━━ Raw data ━━

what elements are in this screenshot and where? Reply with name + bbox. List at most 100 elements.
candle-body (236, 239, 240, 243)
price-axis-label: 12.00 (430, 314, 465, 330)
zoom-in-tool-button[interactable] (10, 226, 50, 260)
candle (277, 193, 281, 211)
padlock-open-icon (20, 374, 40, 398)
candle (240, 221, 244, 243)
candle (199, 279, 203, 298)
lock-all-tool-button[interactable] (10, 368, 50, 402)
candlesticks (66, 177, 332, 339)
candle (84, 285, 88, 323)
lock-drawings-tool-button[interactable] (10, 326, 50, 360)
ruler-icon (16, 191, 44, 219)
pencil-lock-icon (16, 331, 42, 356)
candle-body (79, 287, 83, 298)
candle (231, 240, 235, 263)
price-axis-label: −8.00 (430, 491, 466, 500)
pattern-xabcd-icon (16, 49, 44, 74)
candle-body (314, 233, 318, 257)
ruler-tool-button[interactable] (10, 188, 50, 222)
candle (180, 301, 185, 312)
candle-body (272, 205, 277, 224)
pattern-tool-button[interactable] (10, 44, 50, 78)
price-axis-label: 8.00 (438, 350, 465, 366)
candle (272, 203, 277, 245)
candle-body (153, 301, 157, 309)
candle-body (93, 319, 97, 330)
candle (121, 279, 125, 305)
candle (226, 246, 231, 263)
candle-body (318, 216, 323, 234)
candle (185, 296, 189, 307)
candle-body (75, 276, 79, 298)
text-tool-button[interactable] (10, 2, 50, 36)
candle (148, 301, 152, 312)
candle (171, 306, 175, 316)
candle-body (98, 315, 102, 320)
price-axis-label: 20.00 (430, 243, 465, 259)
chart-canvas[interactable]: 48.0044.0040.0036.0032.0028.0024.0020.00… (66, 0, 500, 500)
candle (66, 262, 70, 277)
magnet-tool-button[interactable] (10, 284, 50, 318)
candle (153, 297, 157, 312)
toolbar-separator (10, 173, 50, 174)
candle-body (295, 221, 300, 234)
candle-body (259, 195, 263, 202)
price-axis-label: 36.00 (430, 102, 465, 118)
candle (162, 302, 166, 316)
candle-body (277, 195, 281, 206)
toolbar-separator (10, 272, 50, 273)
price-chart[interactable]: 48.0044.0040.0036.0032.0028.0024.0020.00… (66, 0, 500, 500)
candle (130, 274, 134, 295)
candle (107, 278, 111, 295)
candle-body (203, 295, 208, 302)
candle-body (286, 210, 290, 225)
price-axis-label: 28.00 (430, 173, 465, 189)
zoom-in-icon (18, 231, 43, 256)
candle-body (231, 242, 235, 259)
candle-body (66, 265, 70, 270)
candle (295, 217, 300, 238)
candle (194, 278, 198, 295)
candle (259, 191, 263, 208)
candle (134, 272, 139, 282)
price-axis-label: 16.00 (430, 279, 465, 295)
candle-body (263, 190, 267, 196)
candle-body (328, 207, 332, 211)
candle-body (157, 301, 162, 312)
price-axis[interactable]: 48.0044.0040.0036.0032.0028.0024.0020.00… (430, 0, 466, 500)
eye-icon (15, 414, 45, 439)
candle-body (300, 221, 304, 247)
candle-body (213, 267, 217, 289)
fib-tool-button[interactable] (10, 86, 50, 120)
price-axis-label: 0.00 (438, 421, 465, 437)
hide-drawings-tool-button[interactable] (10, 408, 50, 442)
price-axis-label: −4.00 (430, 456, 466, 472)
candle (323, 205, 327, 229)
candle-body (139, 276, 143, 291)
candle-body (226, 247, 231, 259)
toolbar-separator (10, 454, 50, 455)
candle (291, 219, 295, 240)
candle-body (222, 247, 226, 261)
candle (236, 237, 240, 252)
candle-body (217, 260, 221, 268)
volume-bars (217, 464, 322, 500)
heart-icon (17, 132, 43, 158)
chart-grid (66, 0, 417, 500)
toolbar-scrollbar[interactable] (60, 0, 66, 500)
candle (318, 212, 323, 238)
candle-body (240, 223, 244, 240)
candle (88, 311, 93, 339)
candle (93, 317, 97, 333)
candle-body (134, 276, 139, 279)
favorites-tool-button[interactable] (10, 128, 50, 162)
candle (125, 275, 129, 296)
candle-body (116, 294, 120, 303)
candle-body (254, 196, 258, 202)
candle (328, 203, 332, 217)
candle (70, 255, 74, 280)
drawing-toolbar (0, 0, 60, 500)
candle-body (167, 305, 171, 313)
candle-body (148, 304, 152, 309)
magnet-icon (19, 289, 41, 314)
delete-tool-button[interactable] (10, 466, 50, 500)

━━━

What you should do
Please copy the stretch of lines from the first one through the line containing "padlock-open-icon (20, 374, 40, 398)", keeping both ends and changing nothing.

Response
what elements are in this screenshot and where? Reply with name + bbox. List at most 100 elements.
candle-body (236, 239, 240, 243)
price-axis-label: 12.00 (430, 314, 465, 330)
zoom-in-tool-button[interactable] (10, 226, 50, 260)
candle (277, 193, 281, 211)
padlock-open-icon (20, 374, 40, 398)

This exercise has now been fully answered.